What to produce: Gather, from the data below, each line in which the word "network" occurs.

Excerpted data:
____________________
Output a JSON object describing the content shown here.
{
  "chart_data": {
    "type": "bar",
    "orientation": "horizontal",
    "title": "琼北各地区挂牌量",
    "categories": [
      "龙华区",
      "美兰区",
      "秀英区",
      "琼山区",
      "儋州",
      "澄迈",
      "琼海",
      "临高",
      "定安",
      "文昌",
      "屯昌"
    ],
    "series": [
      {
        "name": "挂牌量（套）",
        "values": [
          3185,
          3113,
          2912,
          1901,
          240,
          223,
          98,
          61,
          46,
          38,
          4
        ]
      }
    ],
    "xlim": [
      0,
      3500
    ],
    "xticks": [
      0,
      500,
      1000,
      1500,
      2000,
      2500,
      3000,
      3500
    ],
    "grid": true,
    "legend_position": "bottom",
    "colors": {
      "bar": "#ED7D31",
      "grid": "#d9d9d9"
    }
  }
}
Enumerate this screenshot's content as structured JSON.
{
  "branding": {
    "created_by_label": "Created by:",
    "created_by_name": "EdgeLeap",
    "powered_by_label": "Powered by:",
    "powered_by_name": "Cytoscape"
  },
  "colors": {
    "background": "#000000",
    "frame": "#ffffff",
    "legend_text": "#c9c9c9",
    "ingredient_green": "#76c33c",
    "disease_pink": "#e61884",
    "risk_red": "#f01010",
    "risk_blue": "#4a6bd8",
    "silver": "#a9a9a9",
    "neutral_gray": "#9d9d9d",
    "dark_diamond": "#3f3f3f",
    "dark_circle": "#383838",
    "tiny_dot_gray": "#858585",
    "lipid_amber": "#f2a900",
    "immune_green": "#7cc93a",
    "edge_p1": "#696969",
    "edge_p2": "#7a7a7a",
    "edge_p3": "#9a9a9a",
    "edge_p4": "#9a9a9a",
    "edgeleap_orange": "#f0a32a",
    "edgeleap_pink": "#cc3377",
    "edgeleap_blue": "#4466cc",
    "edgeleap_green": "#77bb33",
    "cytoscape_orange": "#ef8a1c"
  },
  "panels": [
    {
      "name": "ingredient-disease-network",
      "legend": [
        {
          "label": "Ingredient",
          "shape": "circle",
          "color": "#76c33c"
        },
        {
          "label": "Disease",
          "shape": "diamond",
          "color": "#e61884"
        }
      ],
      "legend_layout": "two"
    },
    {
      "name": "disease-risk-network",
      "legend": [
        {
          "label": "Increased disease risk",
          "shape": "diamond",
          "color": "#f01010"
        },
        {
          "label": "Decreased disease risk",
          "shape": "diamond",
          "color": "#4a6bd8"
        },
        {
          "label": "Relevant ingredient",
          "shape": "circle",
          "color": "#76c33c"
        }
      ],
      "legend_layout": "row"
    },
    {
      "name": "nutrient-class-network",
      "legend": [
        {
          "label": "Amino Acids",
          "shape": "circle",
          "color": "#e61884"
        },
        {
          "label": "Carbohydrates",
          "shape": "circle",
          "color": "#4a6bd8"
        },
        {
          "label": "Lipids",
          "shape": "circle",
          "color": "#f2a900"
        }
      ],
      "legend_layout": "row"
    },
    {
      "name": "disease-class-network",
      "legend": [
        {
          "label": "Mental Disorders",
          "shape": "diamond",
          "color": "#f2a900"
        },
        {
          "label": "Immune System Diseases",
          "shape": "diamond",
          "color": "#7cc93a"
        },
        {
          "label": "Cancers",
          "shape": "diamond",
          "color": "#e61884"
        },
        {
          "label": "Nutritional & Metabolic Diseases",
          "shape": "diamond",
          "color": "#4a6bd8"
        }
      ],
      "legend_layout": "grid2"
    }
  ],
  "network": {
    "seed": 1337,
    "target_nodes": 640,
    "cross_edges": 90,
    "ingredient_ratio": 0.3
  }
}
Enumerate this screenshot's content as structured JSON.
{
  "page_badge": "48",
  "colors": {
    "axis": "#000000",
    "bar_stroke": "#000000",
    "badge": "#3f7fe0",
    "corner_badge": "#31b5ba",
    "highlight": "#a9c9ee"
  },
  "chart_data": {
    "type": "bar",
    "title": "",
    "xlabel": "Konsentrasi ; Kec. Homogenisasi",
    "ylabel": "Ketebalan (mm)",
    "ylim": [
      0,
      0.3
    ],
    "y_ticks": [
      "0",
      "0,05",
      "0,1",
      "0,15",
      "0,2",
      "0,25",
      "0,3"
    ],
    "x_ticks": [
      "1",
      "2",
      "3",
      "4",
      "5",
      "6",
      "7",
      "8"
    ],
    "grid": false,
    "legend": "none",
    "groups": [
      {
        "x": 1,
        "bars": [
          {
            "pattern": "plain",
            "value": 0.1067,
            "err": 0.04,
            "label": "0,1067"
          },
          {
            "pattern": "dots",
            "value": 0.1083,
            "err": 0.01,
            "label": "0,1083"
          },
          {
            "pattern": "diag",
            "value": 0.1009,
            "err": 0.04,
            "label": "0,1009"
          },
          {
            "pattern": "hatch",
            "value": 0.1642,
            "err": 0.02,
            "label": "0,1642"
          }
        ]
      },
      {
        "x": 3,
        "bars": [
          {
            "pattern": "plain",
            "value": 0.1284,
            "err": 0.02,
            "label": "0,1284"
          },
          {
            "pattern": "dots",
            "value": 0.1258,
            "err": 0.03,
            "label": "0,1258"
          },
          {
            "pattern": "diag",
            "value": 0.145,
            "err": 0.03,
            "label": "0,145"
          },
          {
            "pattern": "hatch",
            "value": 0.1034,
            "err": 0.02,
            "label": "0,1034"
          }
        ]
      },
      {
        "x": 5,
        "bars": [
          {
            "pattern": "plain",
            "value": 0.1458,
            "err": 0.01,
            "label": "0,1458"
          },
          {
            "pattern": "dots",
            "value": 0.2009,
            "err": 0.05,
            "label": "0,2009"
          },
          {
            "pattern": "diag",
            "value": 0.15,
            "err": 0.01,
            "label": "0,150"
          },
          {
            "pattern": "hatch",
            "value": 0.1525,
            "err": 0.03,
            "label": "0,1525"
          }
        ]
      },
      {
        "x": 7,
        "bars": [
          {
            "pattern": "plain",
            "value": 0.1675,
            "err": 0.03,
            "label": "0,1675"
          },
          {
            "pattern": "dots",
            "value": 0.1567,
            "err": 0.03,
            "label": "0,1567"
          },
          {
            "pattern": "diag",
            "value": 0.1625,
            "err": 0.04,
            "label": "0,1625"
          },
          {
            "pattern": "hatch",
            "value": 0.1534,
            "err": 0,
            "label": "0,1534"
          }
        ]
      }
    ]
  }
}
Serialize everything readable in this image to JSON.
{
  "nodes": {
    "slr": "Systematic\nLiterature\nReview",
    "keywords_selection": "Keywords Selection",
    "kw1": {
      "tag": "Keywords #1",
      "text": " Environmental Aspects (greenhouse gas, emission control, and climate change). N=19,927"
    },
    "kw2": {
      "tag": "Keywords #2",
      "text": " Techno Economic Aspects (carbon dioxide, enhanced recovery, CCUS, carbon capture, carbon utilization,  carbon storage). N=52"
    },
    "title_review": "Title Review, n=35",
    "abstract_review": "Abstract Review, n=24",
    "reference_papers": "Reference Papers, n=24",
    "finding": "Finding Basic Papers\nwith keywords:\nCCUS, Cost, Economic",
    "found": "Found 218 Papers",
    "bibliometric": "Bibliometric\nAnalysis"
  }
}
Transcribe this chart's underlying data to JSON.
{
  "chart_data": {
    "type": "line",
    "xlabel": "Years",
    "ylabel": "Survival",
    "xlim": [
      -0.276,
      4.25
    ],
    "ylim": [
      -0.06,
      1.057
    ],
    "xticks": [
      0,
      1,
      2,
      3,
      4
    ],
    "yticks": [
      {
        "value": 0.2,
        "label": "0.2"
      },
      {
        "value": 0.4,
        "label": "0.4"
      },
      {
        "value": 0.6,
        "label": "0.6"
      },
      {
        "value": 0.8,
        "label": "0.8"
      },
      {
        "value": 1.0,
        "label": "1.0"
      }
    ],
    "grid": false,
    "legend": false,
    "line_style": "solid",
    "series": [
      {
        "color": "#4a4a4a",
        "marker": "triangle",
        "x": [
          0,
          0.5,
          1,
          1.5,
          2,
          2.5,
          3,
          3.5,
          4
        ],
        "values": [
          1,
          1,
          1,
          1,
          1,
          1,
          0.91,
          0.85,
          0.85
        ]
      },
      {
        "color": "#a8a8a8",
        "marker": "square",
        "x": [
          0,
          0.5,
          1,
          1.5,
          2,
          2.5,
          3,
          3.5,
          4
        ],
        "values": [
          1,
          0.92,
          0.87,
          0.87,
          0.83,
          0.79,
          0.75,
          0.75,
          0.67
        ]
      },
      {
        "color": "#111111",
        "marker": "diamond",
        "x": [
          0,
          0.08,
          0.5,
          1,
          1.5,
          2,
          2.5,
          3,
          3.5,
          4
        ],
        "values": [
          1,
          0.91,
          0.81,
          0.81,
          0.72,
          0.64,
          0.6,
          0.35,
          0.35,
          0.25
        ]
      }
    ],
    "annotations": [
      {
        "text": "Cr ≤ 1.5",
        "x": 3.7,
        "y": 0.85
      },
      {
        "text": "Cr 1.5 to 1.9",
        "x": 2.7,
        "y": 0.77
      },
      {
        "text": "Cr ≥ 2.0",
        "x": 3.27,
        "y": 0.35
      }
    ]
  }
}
____________________
Expected output:
      "name": "ingredient-disease-network",
      "name": "disease-risk-network",
      "name": "nutrient-class-network",
      "name": "disease-class-network",
  "network": {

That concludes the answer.